Written instruction: Pick out every line that holds the string "System" and copy it.

===== Data

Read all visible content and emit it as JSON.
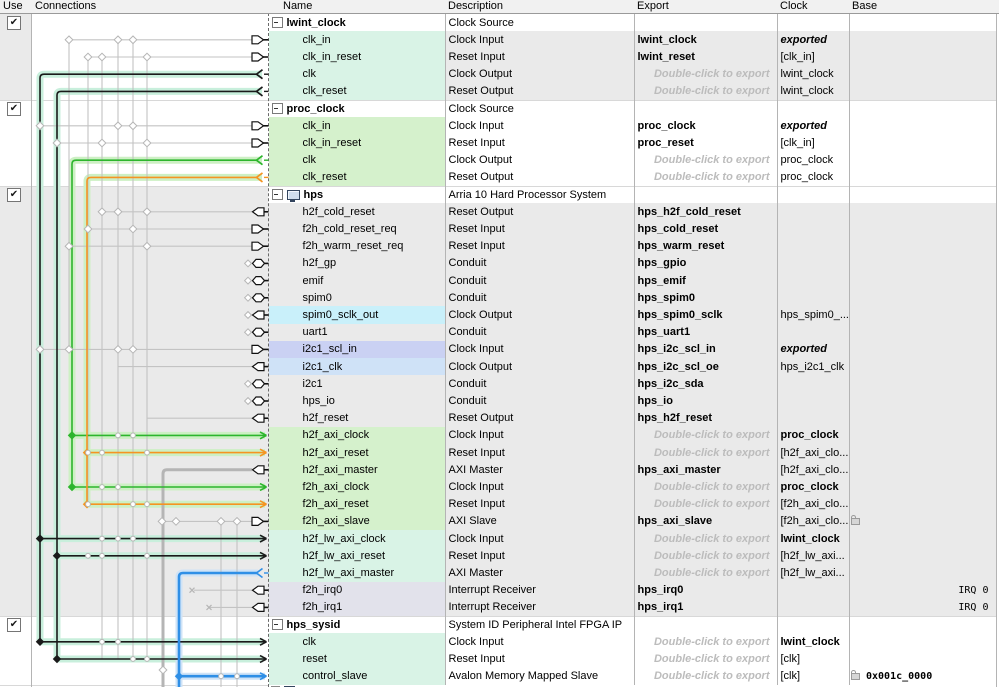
{
  "columns": [
    "Use",
    "Connections",
    "Name",
    "Description",
    "Export",
    "Clock",
    "Base"
  ],
  "placeholder_text": "Double-click to export",
  "colors": {
    "row_stripe": "#eaeaea",
    "tints": {
      "mint": "#d9f3e6",
      "green": "#d5f1cc",
      "cyan": "#c9f0fa",
      "periwinkle": "#cad1f3",
      "lightblue": "#cfe2f7",
      "grayblue": "#e2e2eb"
    },
    "wire_black": "#1a1a1a",
    "wire_green": "#2db52d",
    "wire_orange": "#f59422",
    "wire_blue": "#2f8fe6",
    "wire_gray": "#c3c3c3",
    "wire_thick_gray": "#b5b5b5",
    "glow_mint": "#c8efdc",
    "glow_green": "#cdf0c4",
    "glow_blue": "#cfe3f7"
  },
  "rows": [
    {
      "kind": "module",
      "name": "lwint_clock",
      "desc": "Clock Source",
      "checked": true
    },
    {
      "name": "clk_in",
      "desc": "Clock Input",
      "export": "lwint_clock",
      "export_type": "name",
      "clock": "exported",
      "clock_style": "bi",
      "tint": "mint",
      "port": "in"
    },
    {
      "name": "clk_in_reset",
      "desc": "Reset Input",
      "export": "lwint_reset",
      "export_type": "name",
      "clock": "[clk_in]",
      "clock_style": "n",
      "tint": "mint",
      "port": "in"
    },
    {
      "name": "clk",
      "desc": "Clock Output",
      "export_type": "ph",
      "clock": "lwint_clock",
      "clock_style": "n",
      "tint": "mint",
      "port": "chev_k"
    },
    {
      "name": "clk_reset",
      "desc": "Reset Output",
      "export_type": "ph",
      "clock": "lwint_clock",
      "clock_style": "n",
      "tint": "mint",
      "port": "chev_k"
    },
    {
      "kind": "module",
      "name": "proc_clock",
      "desc": "Clock Source",
      "checked": true
    },
    {
      "name": "clk_in",
      "desc": "Clock Input",
      "export": "proc_clock",
      "export_type": "name",
      "clock": "exported",
      "clock_style": "bi",
      "tint": "green",
      "port": "in"
    },
    {
      "name": "clk_in_reset",
      "desc": "Reset Input",
      "export": "proc_reset",
      "export_type": "name",
      "clock": "[clk_in]",
      "clock_style": "n",
      "tint": "green",
      "port": "in"
    },
    {
      "name": "clk",
      "desc": "Clock Output",
      "export_type": "ph",
      "clock": "proc_clock",
      "clock_style": "n",
      "tint": "green",
      "port": "chev_g"
    },
    {
      "name": "clk_reset",
      "desc": "Reset Output",
      "export_type": "ph",
      "clock": "proc_clock",
      "clock_style": "n",
      "tint": "green",
      "port": "chev_o"
    },
    {
      "kind": "module",
      "name": "hps",
      "desc": "Arria 10 Hard Processor System",
      "checked": true,
      "icon": true
    },
    {
      "name": "h2f_cold_reset",
      "desc": "Reset Output",
      "export": "hps_h2f_cold_reset",
      "export_type": "name",
      "port": "out"
    },
    {
      "name": "f2h_cold_reset_req",
      "desc": "Reset Input",
      "export": "hps_cold_reset",
      "export_type": "name",
      "port": "in"
    },
    {
      "name": "f2h_warm_reset_req",
      "desc": "Reset Input",
      "export": "hps_warm_reset",
      "export_type": "name",
      "port": "in"
    },
    {
      "name": "h2f_gp",
      "desc": "Conduit",
      "export": "hps_gpio",
      "export_type": "name",
      "port": "hex"
    },
    {
      "name": "emif",
      "desc": "Conduit",
      "export": "hps_emif",
      "export_type": "name",
      "port": "hex"
    },
    {
      "name": "spim0",
      "desc": "Conduit",
      "export": "hps_spim0",
      "export_type": "name",
      "port": "hex"
    },
    {
      "name": "spim0_sclk_out",
      "desc": "Clock Output",
      "export": "hps_spim0_sclk",
      "export_type": "name",
      "clock": "hps_spim0_...",
      "clock_style": "n",
      "tint": "cyan",
      "port": "out"
    },
    {
      "name": "uart1",
      "desc": "Conduit",
      "export": "hps_uart1",
      "export_type": "name",
      "port": "hex"
    },
    {
      "name": "i2c1_scl_in",
      "desc": "Clock Input",
      "export": "hps_i2c_scl_in",
      "export_type": "name",
      "clock": "exported",
      "clock_style": "bi",
      "tint": "periwinkle",
      "port": "in"
    },
    {
      "name": "i2c1_clk",
      "desc": "Clock Output",
      "export": "hps_i2c_scl_oe",
      "export_type": "name",
      "clock": "hps_i2c1_clk",
      "clock_style": "n",
      "tint": "lightblue",
      "port": "out"
    },
    {
      "name": "i2c1",
      "desc": "Conduit",
      "export": "hps_i2c_sda",
      "export_type": "name",
      "port": "hex"
    },
    {
      "name": "hps_io",
      "desc": "Conduit",
      "export": "hps_io",
      "export_type": "name",
      "port": "hex"
    },
    {
      "name": "h2f_reset",
      "desc": "Reset Output",
      "export": "hps_h2f_reset",
      "export_type": "name",
      "port": "out"
    },
    {
      "name": "h2f_axi_clock",
      "desc": "Clock Input",
      "export_type": "ph",
      "clock": "proc_clock",
      "clock_style": "b",
      "tint": "green",
      "port": "arrow_g"
    },
    {
      "name": "h2f_axi_reset",
      "desc": "Reset Input",
      "export_type": "ph",
      "clock": "[h2f_axi_clo...",
      "clock_style": "n",
      "tint": "green",
      "port": "arrow_o"
    },
    {
      "name": "h2f_axi_master",
      "desc": "AXI Master",
      "export": "hps_axi_master",
      "export_type": "name",
      "clock": "[h2f_axi_clo...",
      "clock_style": "n",
      "tint": "green",
      "port": "out"
    },
    {
      "name": "f2h_axi_clock",
      "desc": "Clock Input",
      "export_type": "ph",
      "clock": "proc_clock",
      "clock_style": "b",
      "tint": "green",
      "port": "arrow_g"
    },
    {
      "name": "f2h_axi_reset",
      "desc": "Reset Input",
      "export_type": "ph",
      "clock": "[f2h_axi_clo...",
      "clock_style": "n",
      "tint": "green",
      "port": "arrow_o"
    },
    {
      "name": "f2h_axi_slave",
      "desc": "AXI Slave",
      "export": "hps_axi_slave",
      "export_type": "name",
      "clock": "[f2h_axi_clo...",
      "clock_style": "n",
      "tint": "green",
      "port": "in",
      "base_lock": true
    },
    {
      "name": "h2f_lw_axi_clock",
      "desc": "Clock Input",
      "export_type": "ph",
      "clock": "lwint_clock",
      "clock_style": "b",
      "tint": "mint",
      "port": "arrow_k"
    },
    {
      "name": "h2f_lw_axi_reset",
      "desc": "Reset Input",
      "export_type": "ph",
      "clock": "[h2f_lw_axi...",
      "clock_style": "n",
      "tint": "mint",
      "port": "arrow_k"
    },
    {
      "name": "h2f_lw_axi_master",
      "desc": "AXI Master",
      "export_type": "ph",
      "clock": "[h2f_lw_axi...",
      "clock_style": "n",
      "tint": "mint",
      "port": "chev_b"
    },
    {
      "name": "f2h_irq0",
      "desc": "Interrupt Receiver",
      "export": "hps_irq0",
      "export_type": "name",
      "tint": "grayblue",
      "port": "out",
      "irq": "IRQ 0"
    },
    {
      "name": "f2h_irq1",
      "desc": "Interrupt Receiver",
      "export": "hps_irq1",
      "export_type": "name",
      "tint": "grayblue",
      "port": "out",
      "irq": "IRQ 0"
    },
    {
      "kind": "module",
      "name": "hps_sysid",
      "desc": "System ID Peripheral Intel FPGA IP",
      "checked": true
    },
    {
      "name": "clk",
      "desc": "Clock Input",
      "export_type": "ph",
      "clock": "lwint_clock",
      "clock_style": "b",
      "tint": "mint",
      "port": "arrow_k"
    },
    {
      "name": "reset",
      "desc": "Reset Input",
      "export_type": "ph",
      "clock": "[clk]",
      "clock_style": "n",
      "tint": "mint",
      "port": "arrow_k"
    },
    {
      "name": "control_slave",
      "desc": "Avalon Memory Mapped Slave",
      "export_type": "ph",
      "clock": "[clk]",
      "clock_style": "n",
      "tint": "mint",
      "port": "arrow_b",
      "base_lock": true,
      "base_addr": "0x001c_0000"
    }
  ]
}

==========

Solution to this task:
      "desc": "Arria 10 Hard Processor System",
      "desc": "System ID Peripheral Intel FPGA IP",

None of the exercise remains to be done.